* WHAT YOU ARE ASKED TO DO *
Select each line where the word "title" appears.

++++ RAW DATA

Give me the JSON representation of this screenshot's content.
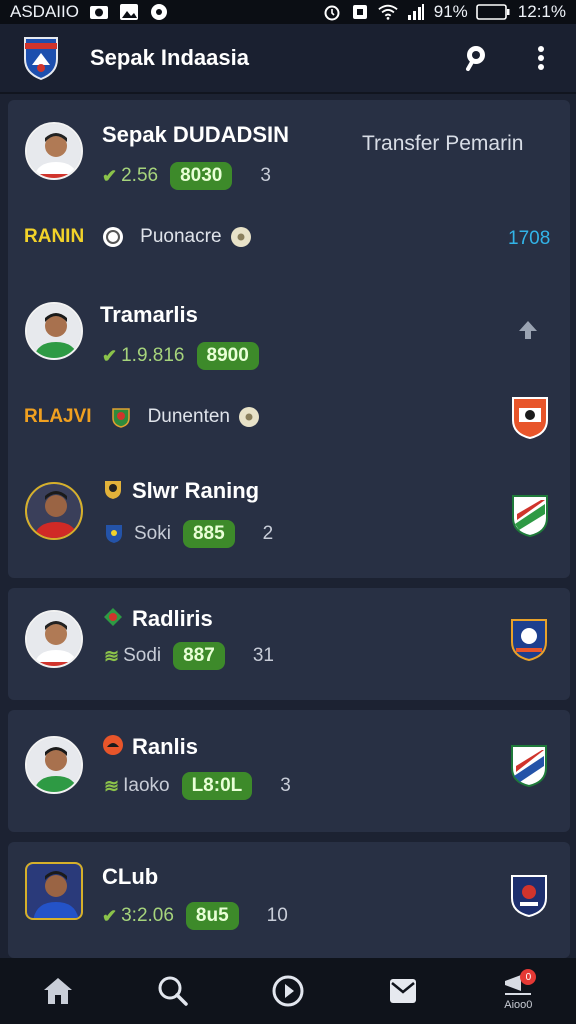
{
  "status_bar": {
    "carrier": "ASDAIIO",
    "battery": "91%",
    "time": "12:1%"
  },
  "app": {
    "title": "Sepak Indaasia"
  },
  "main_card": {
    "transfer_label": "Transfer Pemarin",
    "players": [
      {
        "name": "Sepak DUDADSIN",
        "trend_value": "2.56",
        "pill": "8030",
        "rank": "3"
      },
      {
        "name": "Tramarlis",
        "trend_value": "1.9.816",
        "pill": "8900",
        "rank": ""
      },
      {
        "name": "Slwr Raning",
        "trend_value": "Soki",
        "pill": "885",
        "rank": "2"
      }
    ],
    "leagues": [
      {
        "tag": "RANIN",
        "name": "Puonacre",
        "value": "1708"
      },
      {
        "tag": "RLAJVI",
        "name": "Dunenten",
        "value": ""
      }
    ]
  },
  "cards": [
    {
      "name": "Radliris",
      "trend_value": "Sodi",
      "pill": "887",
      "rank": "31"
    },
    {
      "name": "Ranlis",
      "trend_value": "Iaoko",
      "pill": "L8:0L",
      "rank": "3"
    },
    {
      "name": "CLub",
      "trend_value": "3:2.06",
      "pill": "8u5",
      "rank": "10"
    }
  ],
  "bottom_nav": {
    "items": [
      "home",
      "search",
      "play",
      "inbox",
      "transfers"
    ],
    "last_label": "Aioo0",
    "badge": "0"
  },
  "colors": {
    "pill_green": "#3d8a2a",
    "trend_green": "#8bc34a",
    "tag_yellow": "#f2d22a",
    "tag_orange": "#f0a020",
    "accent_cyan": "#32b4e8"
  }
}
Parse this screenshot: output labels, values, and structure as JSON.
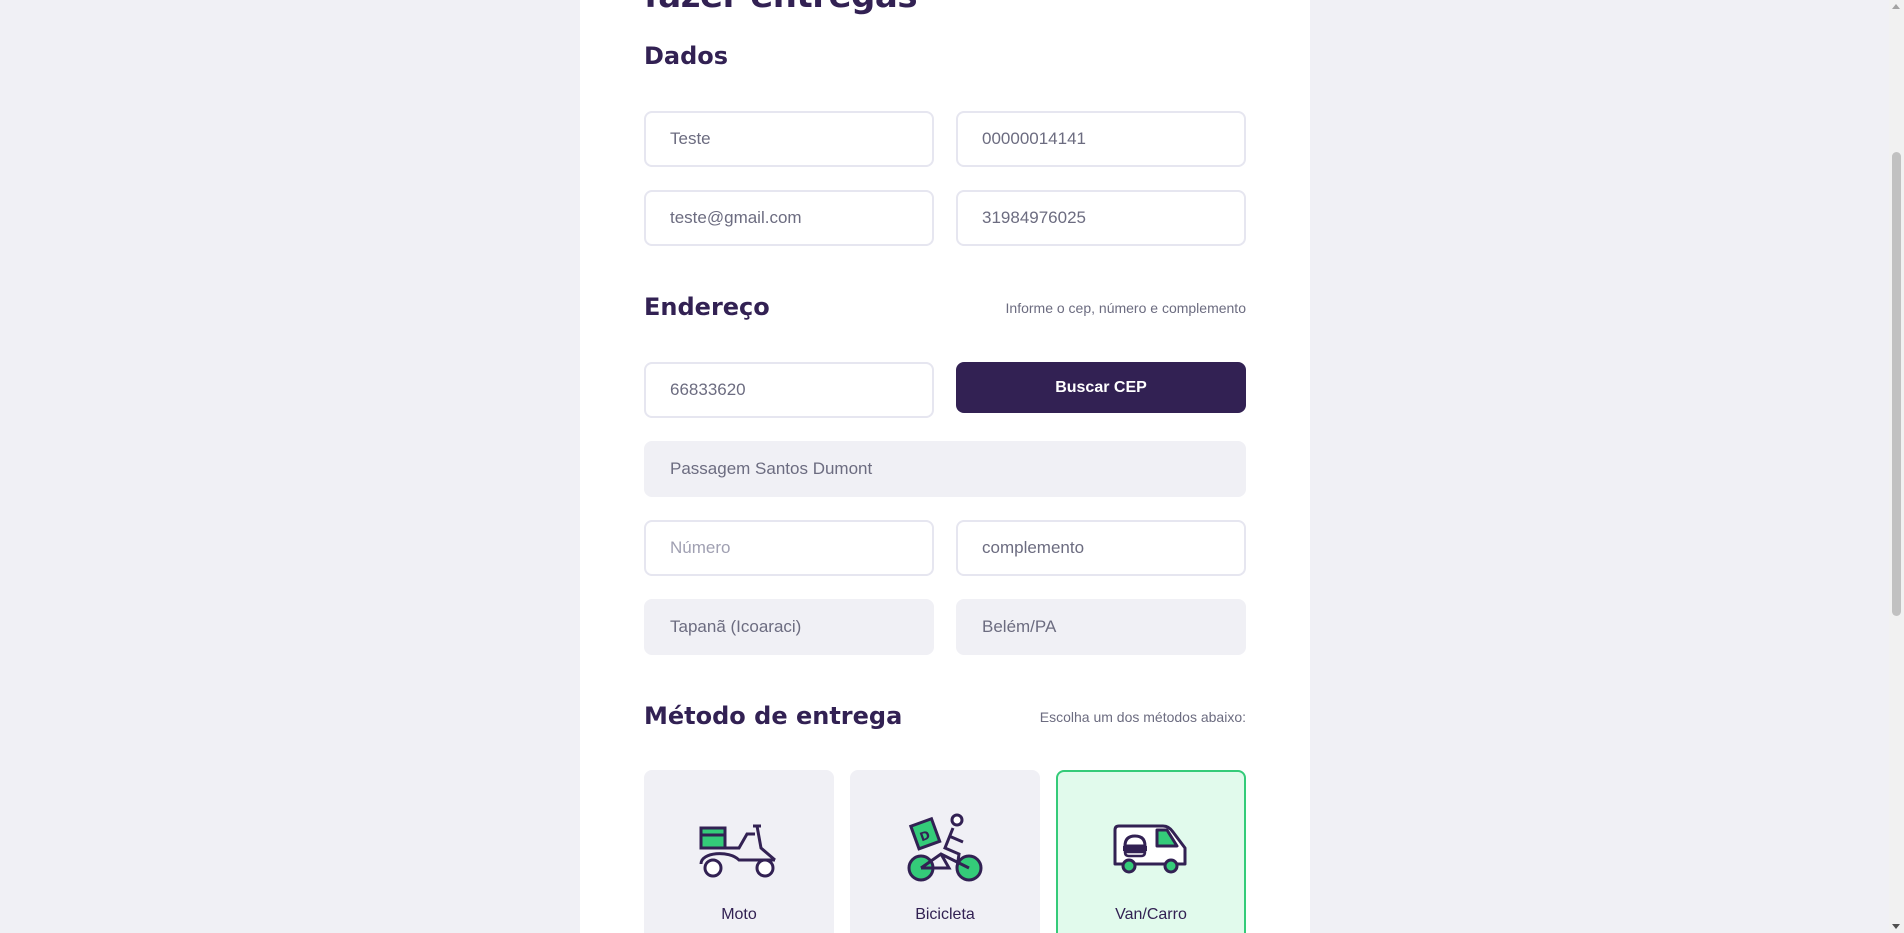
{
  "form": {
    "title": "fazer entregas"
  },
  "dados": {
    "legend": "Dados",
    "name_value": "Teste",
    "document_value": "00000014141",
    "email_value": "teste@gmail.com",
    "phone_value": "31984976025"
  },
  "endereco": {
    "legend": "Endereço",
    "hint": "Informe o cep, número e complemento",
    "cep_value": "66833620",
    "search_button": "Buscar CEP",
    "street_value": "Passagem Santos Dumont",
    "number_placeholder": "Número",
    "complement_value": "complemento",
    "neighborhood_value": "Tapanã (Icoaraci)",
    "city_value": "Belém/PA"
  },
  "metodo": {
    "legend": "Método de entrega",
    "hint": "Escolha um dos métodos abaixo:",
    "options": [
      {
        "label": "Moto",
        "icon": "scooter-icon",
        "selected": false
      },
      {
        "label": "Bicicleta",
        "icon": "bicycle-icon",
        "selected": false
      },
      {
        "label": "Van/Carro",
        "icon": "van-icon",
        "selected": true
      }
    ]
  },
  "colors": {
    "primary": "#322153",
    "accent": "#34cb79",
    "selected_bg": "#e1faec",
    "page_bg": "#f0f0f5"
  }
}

++++++++
++++ RAW DATA

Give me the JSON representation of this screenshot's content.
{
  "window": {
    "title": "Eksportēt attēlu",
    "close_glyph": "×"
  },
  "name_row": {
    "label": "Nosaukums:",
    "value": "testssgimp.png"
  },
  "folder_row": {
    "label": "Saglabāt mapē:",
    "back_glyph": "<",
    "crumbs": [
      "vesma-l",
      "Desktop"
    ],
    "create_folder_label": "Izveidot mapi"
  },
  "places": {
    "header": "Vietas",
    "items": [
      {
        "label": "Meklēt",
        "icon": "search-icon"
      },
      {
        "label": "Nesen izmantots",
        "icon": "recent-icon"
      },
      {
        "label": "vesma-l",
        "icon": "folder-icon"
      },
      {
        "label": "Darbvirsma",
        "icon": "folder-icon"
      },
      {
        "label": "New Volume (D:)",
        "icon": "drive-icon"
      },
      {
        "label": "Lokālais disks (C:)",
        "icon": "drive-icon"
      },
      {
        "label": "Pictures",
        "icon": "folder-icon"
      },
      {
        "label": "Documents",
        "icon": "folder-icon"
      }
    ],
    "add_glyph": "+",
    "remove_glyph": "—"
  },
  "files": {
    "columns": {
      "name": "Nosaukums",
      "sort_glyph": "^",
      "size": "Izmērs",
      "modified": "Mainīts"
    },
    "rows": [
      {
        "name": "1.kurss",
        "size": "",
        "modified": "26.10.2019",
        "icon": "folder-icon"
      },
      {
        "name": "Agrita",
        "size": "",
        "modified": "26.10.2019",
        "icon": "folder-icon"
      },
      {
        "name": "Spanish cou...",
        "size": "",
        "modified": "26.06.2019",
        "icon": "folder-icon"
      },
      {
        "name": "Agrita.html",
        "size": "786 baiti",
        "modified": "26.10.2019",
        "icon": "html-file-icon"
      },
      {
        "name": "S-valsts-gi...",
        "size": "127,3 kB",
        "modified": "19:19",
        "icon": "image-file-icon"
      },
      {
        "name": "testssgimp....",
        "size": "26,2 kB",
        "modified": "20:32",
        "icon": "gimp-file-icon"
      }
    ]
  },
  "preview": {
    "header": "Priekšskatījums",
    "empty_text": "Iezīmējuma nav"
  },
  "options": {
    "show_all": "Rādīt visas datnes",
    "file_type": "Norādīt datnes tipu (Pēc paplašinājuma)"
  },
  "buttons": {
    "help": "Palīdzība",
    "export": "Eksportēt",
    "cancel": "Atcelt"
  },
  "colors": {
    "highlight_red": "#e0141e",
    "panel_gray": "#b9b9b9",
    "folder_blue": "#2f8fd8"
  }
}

++++++++

* RESULT OF THE TASK *
    "title": "Sepak Indaasia"
    "title": "fazer entregas"
    "title": "Eksportēt attēlu",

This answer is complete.